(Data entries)
★ ★ ★ ★
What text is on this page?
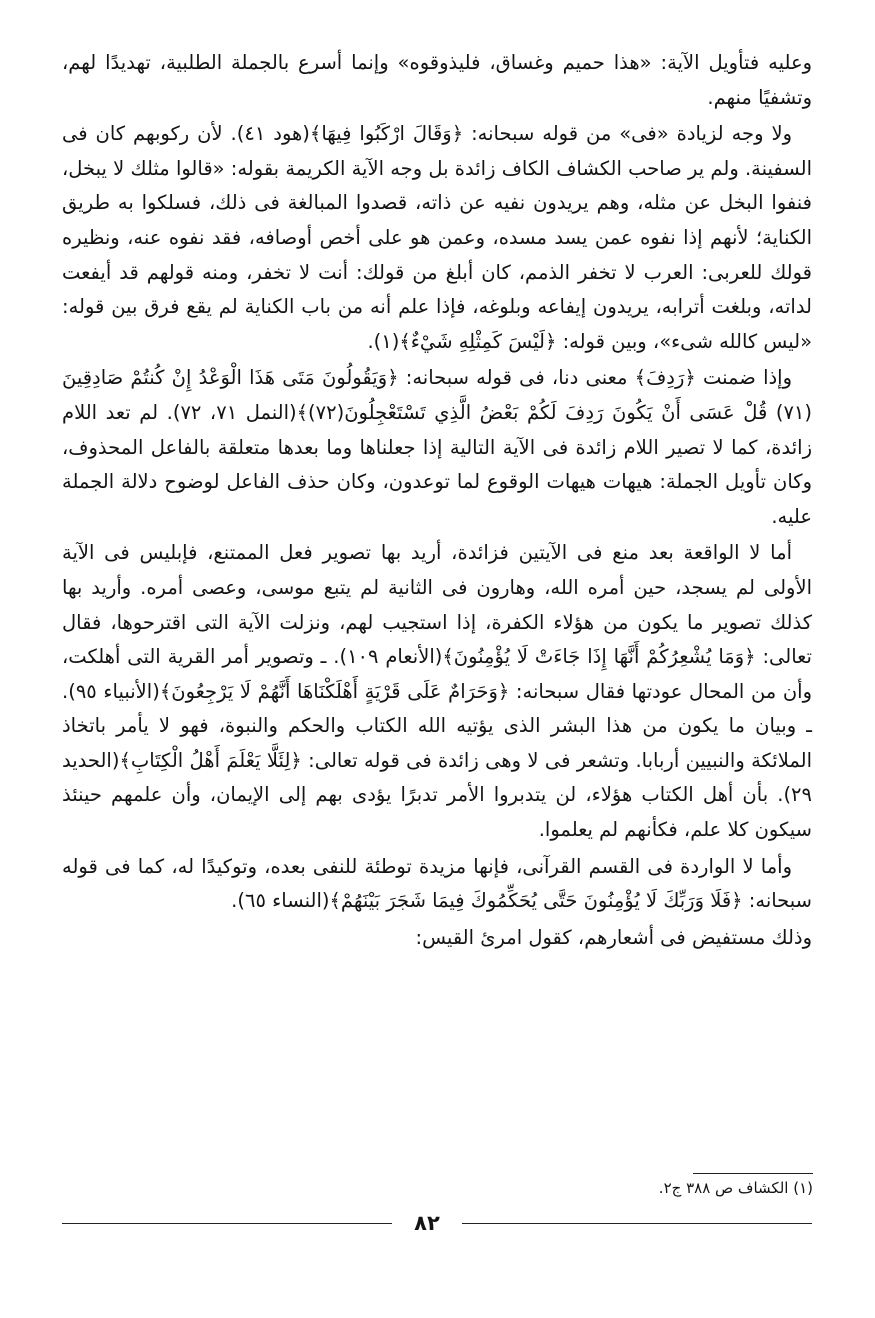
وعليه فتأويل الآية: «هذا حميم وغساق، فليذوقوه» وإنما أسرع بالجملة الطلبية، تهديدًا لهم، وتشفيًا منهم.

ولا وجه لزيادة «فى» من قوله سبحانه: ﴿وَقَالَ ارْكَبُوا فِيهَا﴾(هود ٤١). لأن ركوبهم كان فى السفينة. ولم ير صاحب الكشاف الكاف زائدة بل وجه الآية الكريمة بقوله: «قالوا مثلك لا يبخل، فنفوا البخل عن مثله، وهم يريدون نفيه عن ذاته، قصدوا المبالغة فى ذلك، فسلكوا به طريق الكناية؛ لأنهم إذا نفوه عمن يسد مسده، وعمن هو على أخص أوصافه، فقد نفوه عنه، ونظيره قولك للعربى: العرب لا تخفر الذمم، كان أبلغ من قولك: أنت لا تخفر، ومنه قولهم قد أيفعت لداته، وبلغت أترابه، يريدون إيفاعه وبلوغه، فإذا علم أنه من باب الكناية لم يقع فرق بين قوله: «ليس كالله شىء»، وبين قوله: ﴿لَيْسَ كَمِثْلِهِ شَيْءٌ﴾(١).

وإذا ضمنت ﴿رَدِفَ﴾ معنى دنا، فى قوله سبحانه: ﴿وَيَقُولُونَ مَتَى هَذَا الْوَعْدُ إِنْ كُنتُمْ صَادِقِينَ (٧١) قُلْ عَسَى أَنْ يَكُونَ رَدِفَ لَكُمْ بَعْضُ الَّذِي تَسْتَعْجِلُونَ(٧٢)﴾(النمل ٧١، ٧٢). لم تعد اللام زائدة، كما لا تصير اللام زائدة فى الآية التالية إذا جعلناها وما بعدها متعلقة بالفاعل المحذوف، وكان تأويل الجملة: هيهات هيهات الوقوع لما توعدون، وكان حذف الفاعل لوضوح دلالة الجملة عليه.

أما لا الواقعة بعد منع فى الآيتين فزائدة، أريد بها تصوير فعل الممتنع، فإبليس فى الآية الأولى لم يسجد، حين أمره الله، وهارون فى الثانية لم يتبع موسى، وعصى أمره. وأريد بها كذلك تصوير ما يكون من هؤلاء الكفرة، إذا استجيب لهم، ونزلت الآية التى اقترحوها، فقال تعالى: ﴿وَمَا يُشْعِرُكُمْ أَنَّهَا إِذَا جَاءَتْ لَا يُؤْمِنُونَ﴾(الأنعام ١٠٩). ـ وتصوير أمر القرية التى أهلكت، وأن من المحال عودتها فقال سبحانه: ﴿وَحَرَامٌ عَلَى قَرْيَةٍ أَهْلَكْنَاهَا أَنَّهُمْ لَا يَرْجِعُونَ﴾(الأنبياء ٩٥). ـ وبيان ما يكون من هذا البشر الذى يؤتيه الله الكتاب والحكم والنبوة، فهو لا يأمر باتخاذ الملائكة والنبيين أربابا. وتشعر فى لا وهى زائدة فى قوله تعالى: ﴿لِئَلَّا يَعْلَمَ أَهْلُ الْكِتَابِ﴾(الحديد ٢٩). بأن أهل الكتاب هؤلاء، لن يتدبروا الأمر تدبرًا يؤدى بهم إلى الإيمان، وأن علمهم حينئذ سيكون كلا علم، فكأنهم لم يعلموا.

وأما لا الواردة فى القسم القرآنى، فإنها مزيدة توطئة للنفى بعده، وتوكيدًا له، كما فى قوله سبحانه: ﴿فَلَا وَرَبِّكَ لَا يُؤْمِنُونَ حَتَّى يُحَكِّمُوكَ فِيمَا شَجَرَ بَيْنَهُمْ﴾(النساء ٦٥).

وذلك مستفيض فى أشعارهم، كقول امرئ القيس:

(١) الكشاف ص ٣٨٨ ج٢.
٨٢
★ ★ ★ ★
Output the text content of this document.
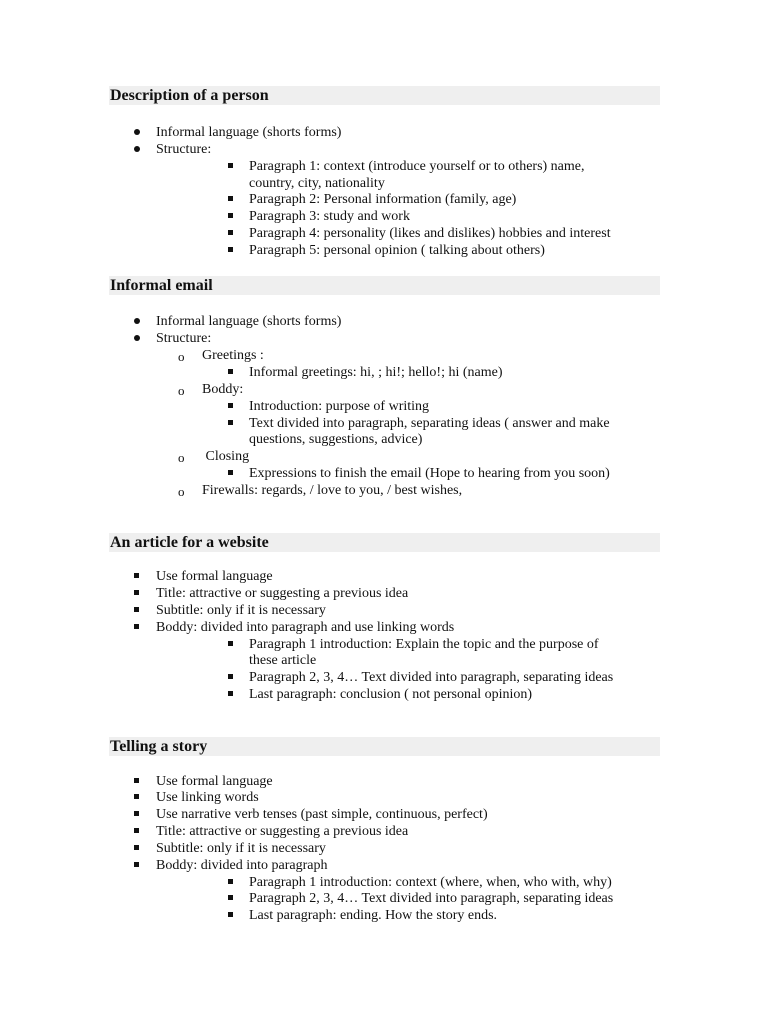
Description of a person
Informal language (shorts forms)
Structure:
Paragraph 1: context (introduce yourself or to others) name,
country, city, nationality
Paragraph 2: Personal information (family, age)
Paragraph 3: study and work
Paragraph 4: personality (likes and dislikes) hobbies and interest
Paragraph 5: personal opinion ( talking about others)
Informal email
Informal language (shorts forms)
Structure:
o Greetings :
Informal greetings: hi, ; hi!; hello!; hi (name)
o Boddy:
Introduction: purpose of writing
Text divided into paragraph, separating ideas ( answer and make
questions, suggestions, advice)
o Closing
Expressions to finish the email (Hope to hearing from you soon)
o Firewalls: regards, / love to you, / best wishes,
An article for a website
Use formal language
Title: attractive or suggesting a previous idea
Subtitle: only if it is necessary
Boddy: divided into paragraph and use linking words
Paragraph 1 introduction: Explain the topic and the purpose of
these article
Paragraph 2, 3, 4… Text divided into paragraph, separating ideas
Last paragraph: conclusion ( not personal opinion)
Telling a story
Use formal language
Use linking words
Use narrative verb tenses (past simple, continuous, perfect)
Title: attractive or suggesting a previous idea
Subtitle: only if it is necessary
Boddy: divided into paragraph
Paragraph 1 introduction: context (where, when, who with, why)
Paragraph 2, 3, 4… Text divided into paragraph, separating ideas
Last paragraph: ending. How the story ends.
★ ★ ★ ★
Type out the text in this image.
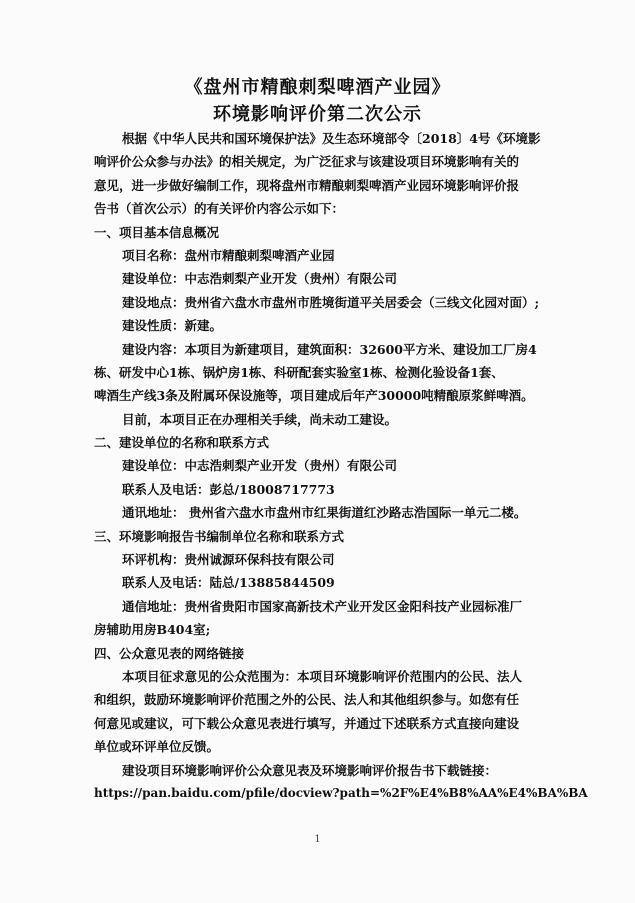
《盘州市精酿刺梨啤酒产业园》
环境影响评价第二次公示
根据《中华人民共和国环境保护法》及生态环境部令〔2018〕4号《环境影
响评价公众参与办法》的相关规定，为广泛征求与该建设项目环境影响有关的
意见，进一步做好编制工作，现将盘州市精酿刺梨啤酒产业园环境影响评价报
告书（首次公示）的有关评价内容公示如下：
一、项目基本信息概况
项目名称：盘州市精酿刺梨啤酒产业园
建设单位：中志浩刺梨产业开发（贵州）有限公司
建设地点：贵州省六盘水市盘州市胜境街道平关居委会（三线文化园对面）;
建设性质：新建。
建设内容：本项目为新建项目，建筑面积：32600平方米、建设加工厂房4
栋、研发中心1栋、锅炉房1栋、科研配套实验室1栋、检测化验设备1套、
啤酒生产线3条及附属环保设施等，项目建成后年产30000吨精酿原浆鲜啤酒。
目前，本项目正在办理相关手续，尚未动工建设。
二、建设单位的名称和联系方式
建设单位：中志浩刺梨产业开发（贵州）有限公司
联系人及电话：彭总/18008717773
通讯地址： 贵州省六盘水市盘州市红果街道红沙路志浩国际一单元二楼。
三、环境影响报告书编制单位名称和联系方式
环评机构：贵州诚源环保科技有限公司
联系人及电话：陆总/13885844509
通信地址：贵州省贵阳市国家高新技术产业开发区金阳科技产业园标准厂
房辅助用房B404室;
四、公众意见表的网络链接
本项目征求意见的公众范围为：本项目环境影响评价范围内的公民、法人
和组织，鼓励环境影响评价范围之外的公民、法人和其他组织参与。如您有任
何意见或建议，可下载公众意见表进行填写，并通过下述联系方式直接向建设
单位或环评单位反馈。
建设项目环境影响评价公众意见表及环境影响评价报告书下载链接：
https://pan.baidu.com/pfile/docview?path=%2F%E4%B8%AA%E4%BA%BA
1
★ ★ ★ ★
_Work to complete:_ Pick out, from the lines above, every one that contains the string "article".

_Complete response:_
An article for a website
these article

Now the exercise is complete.